## What the exercise asks
Pull out every line with the word "最新数值".

## Provided information

★ ★ ★ ★

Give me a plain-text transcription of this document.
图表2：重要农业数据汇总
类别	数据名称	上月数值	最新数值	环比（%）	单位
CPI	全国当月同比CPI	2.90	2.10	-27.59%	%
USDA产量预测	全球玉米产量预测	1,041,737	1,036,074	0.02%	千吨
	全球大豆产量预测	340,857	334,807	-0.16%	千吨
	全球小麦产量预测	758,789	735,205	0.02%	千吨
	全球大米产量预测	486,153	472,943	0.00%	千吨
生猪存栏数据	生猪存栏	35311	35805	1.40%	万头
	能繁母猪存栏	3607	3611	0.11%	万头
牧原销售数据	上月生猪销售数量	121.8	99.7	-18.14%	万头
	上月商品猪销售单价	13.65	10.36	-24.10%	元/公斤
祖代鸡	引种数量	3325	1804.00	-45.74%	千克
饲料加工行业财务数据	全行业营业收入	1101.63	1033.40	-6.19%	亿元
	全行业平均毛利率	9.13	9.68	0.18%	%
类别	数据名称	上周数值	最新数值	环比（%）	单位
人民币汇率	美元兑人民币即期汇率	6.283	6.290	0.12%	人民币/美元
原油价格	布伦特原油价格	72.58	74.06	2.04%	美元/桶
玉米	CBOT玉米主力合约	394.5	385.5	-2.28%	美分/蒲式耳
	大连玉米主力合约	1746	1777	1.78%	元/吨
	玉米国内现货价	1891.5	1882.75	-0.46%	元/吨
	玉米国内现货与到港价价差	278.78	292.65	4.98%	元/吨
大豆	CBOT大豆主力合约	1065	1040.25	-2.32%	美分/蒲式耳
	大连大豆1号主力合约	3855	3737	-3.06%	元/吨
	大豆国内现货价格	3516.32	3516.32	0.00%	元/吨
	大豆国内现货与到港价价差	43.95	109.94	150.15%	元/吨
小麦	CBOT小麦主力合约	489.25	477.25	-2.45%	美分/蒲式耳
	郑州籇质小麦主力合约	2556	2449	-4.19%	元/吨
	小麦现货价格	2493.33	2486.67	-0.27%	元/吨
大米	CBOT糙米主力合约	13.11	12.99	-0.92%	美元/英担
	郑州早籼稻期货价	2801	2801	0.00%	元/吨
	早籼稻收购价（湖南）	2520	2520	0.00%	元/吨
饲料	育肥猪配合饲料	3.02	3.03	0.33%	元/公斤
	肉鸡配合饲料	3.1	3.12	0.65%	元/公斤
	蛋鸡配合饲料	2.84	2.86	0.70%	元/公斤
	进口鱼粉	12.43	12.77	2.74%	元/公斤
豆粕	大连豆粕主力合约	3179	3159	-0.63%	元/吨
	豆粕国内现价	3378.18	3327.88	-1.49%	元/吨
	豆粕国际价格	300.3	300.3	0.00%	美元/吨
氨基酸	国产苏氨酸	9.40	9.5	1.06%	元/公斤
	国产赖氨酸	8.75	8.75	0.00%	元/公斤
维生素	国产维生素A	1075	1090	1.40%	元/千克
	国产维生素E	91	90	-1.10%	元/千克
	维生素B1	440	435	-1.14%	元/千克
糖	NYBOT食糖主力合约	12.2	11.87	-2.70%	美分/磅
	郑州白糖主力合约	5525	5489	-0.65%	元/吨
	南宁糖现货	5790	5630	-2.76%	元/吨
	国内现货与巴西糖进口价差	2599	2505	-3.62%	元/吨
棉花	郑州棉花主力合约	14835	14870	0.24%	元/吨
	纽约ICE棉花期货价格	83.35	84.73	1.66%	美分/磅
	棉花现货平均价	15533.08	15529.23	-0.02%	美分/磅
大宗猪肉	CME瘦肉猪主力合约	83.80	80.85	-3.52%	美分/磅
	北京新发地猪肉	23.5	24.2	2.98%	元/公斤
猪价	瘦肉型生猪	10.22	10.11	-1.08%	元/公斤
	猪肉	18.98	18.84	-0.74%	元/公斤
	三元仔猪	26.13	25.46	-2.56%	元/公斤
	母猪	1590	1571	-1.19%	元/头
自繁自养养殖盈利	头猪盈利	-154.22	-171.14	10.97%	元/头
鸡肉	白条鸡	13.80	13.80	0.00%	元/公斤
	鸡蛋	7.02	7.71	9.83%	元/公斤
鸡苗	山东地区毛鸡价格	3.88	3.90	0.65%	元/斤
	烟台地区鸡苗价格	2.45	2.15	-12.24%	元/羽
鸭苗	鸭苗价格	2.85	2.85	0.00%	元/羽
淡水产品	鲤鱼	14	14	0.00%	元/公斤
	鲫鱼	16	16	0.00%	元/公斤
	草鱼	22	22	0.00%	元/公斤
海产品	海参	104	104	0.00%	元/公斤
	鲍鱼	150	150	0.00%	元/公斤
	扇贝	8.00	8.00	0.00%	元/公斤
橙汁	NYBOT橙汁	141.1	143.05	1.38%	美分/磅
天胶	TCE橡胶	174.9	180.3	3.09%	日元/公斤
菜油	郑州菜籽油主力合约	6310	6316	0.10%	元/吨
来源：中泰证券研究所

★ ★ ★ ★

## The answer
类别	数据名称	上月数值	最新数值	环比（%）	单位
类别	数据名称	上周数值	最新数值	环比（%）	单位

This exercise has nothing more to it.